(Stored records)

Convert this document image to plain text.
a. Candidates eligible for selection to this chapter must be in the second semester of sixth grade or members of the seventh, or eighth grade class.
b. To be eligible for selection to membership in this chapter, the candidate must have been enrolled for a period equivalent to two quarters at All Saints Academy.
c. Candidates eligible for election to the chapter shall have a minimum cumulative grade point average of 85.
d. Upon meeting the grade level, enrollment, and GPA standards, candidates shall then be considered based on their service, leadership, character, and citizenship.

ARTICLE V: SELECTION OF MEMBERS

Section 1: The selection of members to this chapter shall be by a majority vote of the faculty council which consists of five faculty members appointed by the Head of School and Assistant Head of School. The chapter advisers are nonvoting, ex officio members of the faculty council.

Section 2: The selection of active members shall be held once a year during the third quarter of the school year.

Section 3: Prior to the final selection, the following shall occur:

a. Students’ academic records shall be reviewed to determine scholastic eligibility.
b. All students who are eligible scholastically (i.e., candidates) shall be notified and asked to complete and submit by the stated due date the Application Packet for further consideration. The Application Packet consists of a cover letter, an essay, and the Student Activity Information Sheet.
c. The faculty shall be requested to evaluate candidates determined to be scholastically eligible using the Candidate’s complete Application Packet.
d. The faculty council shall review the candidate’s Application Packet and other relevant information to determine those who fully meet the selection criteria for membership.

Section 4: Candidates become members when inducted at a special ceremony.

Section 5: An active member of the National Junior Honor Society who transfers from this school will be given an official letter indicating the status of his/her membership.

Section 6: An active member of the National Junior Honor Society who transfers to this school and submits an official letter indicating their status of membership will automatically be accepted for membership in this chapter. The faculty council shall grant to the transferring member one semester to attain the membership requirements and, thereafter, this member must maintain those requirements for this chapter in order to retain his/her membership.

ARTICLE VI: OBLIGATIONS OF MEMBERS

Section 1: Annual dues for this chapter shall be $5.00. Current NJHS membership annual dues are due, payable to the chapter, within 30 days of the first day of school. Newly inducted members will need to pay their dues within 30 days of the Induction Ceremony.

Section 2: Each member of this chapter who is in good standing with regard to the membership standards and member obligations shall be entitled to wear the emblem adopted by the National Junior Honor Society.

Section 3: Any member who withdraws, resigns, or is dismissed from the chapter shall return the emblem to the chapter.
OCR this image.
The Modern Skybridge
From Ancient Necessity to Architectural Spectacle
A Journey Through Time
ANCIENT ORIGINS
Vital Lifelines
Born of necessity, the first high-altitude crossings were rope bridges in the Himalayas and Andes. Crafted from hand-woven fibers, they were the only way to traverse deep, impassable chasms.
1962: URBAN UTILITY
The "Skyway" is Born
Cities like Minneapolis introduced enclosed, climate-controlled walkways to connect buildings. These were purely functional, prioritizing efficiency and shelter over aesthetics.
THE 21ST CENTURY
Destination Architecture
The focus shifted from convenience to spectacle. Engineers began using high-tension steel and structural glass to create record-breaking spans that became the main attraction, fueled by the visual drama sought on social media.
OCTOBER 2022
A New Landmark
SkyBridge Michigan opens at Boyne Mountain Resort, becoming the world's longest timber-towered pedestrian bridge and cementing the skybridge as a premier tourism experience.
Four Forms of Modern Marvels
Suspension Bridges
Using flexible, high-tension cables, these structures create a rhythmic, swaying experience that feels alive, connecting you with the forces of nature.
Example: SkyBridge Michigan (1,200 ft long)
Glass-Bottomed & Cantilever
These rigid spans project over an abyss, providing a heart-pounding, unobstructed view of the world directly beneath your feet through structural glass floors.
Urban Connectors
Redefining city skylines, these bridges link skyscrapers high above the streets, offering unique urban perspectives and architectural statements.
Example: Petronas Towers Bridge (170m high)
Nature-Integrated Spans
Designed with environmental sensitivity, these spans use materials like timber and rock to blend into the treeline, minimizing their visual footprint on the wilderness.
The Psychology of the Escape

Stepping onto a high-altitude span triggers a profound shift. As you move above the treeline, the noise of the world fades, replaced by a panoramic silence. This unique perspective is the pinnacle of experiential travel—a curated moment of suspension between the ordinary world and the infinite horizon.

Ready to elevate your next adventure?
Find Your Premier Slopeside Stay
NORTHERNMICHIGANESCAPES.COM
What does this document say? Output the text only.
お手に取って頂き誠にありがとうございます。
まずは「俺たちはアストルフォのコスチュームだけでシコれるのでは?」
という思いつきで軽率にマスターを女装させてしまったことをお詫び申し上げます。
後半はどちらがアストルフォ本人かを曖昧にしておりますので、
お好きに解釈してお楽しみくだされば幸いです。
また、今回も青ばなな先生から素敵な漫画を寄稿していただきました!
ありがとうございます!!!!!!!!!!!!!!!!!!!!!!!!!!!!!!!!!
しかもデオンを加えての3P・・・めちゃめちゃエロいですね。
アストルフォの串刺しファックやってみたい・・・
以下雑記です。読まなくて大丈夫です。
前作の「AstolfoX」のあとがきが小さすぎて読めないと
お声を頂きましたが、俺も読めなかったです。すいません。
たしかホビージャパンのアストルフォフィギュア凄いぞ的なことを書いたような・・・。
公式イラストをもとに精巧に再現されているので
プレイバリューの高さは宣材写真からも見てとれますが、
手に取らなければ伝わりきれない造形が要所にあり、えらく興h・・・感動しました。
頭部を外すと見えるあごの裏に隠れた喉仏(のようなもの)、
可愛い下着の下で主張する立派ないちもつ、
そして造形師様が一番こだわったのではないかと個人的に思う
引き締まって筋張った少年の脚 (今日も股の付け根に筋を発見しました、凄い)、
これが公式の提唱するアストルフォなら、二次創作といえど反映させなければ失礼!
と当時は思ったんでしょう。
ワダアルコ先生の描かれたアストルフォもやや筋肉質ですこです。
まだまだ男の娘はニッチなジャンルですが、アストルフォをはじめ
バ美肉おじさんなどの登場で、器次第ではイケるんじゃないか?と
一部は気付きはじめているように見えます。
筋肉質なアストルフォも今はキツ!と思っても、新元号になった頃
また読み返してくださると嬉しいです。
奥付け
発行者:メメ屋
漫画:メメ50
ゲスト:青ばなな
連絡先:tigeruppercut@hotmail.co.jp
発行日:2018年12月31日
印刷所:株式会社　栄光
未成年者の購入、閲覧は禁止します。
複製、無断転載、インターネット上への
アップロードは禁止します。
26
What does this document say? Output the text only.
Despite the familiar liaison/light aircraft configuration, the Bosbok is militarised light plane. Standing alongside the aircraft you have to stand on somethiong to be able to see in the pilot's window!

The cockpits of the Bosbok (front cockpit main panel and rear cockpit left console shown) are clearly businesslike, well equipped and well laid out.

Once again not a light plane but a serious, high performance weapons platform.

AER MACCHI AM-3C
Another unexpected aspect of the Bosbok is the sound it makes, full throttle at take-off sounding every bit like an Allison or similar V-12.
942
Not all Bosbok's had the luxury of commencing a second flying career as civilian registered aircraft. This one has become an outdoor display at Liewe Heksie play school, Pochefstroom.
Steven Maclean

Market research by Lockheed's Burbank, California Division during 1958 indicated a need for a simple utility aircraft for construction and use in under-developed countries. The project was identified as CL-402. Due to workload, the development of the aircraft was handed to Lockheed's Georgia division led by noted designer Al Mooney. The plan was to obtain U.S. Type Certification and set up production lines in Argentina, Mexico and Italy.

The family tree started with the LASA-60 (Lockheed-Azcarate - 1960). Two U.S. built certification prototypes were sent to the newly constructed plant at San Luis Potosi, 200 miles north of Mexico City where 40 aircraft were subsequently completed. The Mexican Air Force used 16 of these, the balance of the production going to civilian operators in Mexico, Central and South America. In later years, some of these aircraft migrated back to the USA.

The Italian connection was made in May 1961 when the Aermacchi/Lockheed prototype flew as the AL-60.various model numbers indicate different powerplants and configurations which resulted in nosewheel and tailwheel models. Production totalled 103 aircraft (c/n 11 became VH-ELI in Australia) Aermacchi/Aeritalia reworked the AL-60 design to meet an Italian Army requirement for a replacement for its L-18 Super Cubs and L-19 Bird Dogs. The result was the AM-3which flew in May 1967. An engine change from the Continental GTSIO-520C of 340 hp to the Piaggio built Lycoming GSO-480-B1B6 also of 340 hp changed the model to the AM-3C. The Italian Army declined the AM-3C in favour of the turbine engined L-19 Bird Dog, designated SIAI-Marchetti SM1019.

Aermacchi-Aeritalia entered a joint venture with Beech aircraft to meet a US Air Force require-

- Exercise aim -
Scan the material line by line and report each one that contains "indicating".

- Written solution -
Section 5: An active member of the National Junior Honor Society who transfers from this school will be given an official letter indicating the status of his/her membership.
Section 6: An active member of the National Junior Honor Society who transfers to this school and submits an official letter indicating their status of membership will automatically be accepted for membership in this chapter. The faculty council shall grant to the transferring member one semester to attain the membership requirements and, thereafter, this member must maintain those requirements for this chapter in order to retain his/her membership.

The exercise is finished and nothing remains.